**Prompt**.
Copy out each line below that has the word "الولوج" in it.

>> begin Data lines

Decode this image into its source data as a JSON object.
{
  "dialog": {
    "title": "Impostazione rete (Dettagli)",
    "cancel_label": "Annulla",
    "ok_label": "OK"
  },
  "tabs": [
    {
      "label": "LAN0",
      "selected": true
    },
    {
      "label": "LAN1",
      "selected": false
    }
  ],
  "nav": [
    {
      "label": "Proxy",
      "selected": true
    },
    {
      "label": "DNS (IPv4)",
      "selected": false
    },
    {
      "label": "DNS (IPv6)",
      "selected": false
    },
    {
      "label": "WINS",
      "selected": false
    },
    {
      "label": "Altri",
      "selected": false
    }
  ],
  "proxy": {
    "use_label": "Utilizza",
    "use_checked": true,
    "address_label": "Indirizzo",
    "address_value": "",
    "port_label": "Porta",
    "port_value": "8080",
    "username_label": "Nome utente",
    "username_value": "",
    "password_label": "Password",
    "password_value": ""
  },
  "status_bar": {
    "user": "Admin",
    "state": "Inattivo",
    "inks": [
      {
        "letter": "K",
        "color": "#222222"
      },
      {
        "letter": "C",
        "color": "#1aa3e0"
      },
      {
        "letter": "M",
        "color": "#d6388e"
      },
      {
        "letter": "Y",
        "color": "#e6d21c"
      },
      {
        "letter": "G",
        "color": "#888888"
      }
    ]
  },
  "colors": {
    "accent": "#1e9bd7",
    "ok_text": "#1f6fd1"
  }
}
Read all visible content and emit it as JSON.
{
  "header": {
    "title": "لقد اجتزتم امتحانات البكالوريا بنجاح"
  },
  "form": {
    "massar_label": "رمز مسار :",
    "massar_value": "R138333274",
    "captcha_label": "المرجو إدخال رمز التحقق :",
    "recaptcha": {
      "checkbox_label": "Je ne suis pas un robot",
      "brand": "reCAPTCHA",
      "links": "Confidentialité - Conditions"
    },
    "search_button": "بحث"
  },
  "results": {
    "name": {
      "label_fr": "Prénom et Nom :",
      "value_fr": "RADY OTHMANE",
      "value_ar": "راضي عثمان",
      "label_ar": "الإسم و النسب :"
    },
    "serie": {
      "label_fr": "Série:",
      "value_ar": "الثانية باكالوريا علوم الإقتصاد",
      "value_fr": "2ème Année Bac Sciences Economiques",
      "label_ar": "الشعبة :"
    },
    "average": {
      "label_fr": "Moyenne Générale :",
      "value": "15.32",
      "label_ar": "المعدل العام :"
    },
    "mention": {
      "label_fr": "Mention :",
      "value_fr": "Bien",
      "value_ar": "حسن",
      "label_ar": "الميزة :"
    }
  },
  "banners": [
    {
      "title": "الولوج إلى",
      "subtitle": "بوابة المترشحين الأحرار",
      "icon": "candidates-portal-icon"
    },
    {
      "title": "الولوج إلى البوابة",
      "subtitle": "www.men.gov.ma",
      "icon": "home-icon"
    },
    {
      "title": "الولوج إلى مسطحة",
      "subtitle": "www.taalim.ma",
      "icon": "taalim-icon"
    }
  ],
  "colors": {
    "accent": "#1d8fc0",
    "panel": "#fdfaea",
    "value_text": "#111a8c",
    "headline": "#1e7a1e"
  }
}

>> end Data lines
>> begin Data lines

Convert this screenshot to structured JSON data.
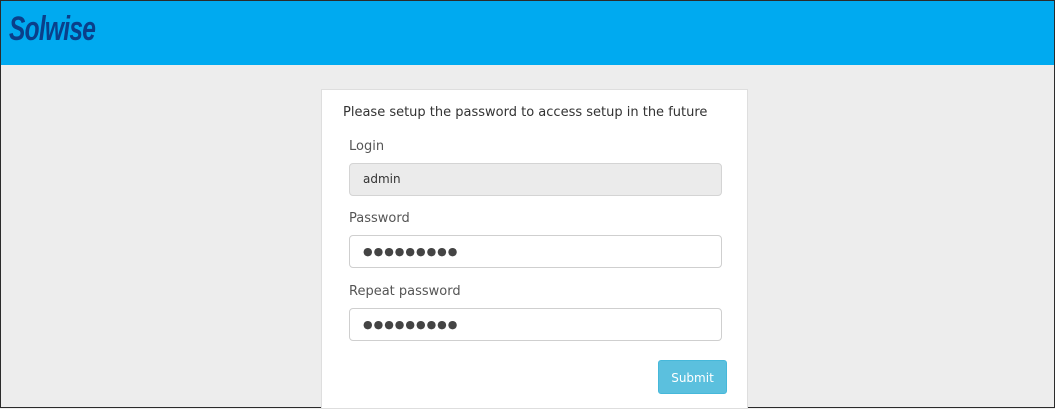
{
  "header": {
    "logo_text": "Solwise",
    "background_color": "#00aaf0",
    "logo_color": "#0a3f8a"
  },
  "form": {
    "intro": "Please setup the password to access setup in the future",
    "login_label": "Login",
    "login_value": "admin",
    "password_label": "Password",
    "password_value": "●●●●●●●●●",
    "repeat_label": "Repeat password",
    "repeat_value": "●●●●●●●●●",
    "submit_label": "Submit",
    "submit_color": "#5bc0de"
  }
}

>> end Data lines

**The output**.
      "title": "الولوج إلى",
      "title": "الولوج إلى البوابة",
      "title": "الولوج إلى مسطحة",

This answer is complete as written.